** START **
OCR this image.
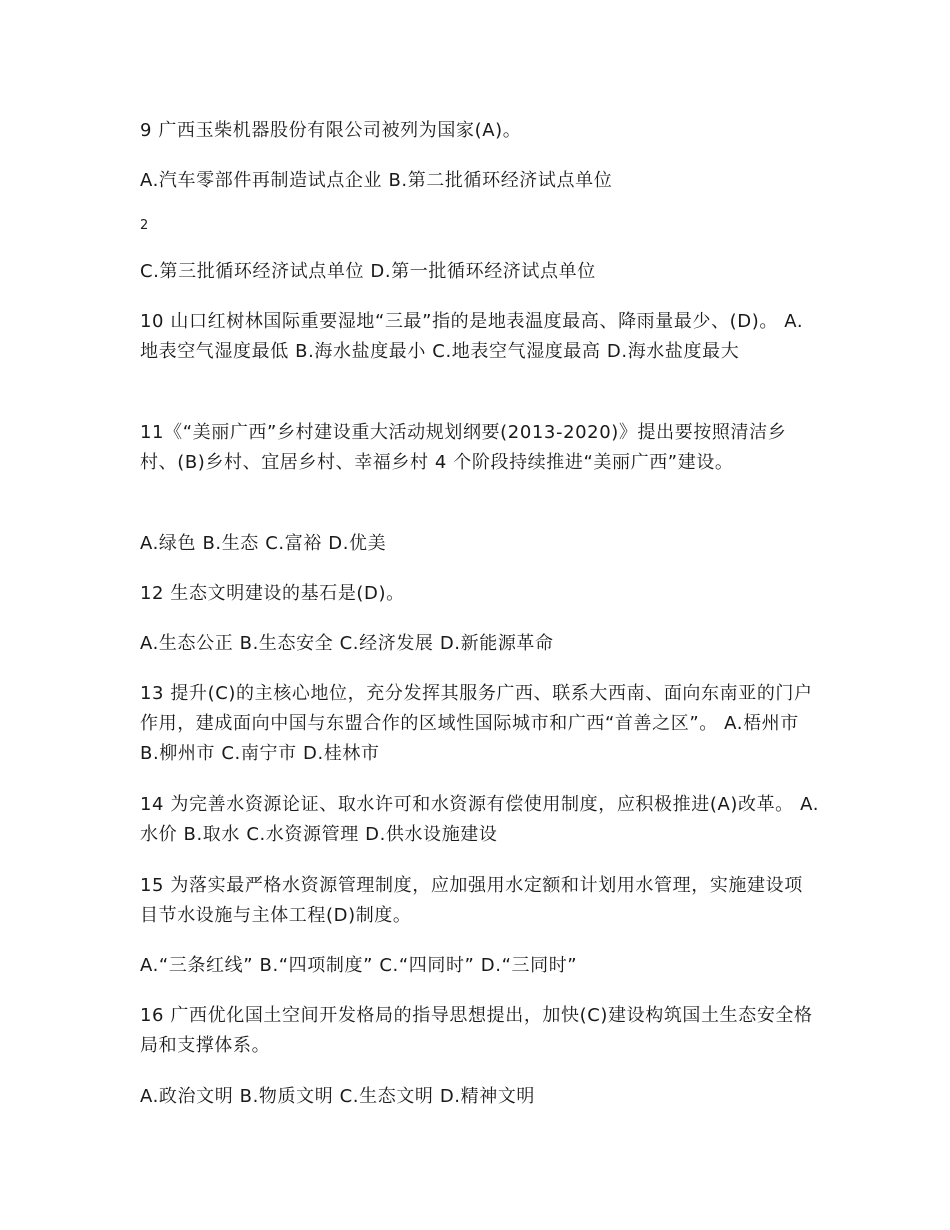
9 广西玉柴机器股份有限公司被列为国家(A)。
A.汽车零部件再制造试点企业 B.第二批循环经济试点单位
2
C.第三批循环经济试点单位 D.第一批循环经济试点单位
10 山口红树林国际重要湿地“三最”指的是地表温度最高、降雨量最少、(D)。 A.地表空气湿度最低 B.海水盐度最小 C.地表空气湿度最高 D.海水盐度最大
11《“美丽广西”乡村建设重大活动规划纲要(2013-2020)》提出要按照清洁乡村、(B)乡村、宜居乡村、幸福乡村 4 个阶段持续推进“美丽广西”建设。
A.绿色 B.生态 C.富裕 D.优美
12 生态文明建设的基石是(D)。
A.生态公正 B.生态安全 C.经济发展 D.新能源革命
13 提升(C)的主核心地位，充分发挥其服务广西、联系大西南、面向东南亚的门户作用，建成面向中国与东盟合作的区域性国际城市和广西“首善之区”。 A.梧州市 B.柳州市 C.南宁市 D.桂林市
14 为完善水资源论证、取水许可和水资源有偿使用制度，应积极推进(A)改革。 A.水价 B.取水 C.水资源管理 D.供水设施建设
15 为落实最严格水资源管理制度，应加强用水定额和计划用水管理，实施建设项目节水设施与主体工程(D)制度。
A.“三条红线” B.“四项制度” C.“四同时” D.“三同时”
16 广西优化国土空间开发格局的指导思想提出，加快(C)建设构筑国土生态安全格局和支撑体系。
A.政治文明 B.物质文明 C.生态文明 D.精神文明
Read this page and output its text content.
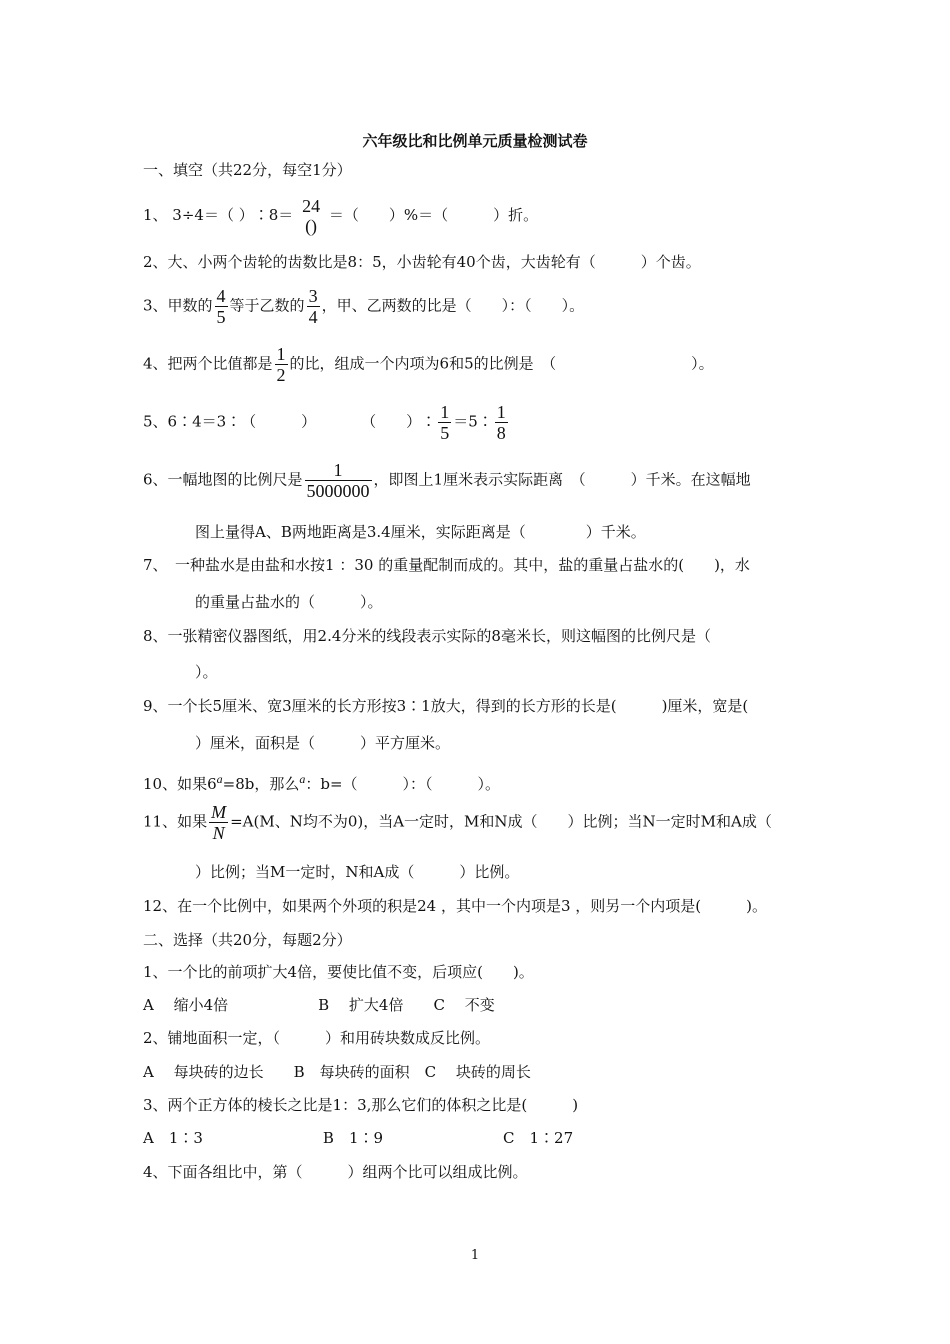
六年级比和比例单元质量检测试卷
一、填空（共22分，每空1分）
1、 3÷4＝（ ）∶8＝ 24
()
＝（　　）%＝（　　　）折。
2、大、小两个齿轮的齿数比是8：5，小齿轮有40个齿，大齿轮有（　　　）个齿。
3、甲数的 $\frac{4}{5}$ 等于乙数的 $\frac{3}{4}$ ，甲、乙两数的比是（　　）：（　　）。
4、把两个比值都是 $\frac{1}{2}$ 的比，组成一个内项为6和5的比例是　（　　　　　　　　　）。
5、6∶4＝3∶（　　　）　　　　（　　）∶ $\frac{1}{5}$ ＝5∶ $\frac{1}{8}$
6、一幅地图的比例尺是 $\frac{1}{5000000}$ ，即图上1厘米表示实际距离　（　　　）千米。在这幅地
图上量得A、B两地距离是3.4厘米，实际距离是（　　　　）千米。
7、　一种盐水是由盐和水按1 ：30 的重量配制而成的。其中，盐的重量占盐水的(　　)，水
的重量占盐水的（　　　）。
8、一张精密仪器图纸，用2.4分米的线段表示实际的8毫米长，则这幅图的比例尺是（
）。
9、一个长5厘米、宽3厘米的长方形按3∶1放大，得到的长方形的长是(　　　)厘米，宽是(
）厘米，面积是（　　　）平方厘米。
10、如果$6^a=8b$，那么$^a$：b=（　　　）：（　　　）。
11、如果 $\frac{M}{N} =A(M$、N均不为0)，当A一定时，M和N成（　　）比例；当N一定时M和A成（
）比例；当M一定时，N和A成（　　　）比例。
12、在一个比例中，如果两个外项的积是24 ，其中一个内项是3 ，则另一个内项是(　　　)。
二、选择（共20分，每题2分）
1、一个比的前项扩大4倍，要使比值不变，后项应(　　)。
A　 缩小4倍　　　　　　B　 扩大4倍　　C　 不变
2、铺地面积一定，（　　　）和用砖块数成反比例。
A　 每块砖的边长　　B　每块砖的面积　C　 块砖的周长
3、两个正方体的棱长之比是1：3,那么它们的体积之比是(　　　)
A　1∶3　　　　　　　　B　1∶9　　　　　　　　C　1∶27
4、下面各组比中，第（　　　）组两个比可以组成比例。
1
** END **
> TASK OBJECTIVE
Read through the data and copy every line where "frac" shows up.

> TASK OUTPUT
3、甲数的 $\frac{4}{5}$ 等于乙数的 $\frac{3}{4}$ ，甲、乙两数的比是（　　）：（　　）。
4、把两个比值都是 $\frac{1}{2}$ 的比，组成一个内项为6和5的比例是　（　　　　　　　　　）。
5、6∶4＝3∶（　　　）　　　　（　　）∶ $\frac{1}{5}$ ＝5∶ $\frac{1}{8}$
6、一幅地图的比例尺是 $\frac{1}{5000000}$ ，即图上1厘米表示实际距离　（　　　）千米。在这幅地
11、如果 $\frac{M}{N} =A(M$、N均不为0)，当A一定时，M和N成（　　）比例；当N一定时M和A成（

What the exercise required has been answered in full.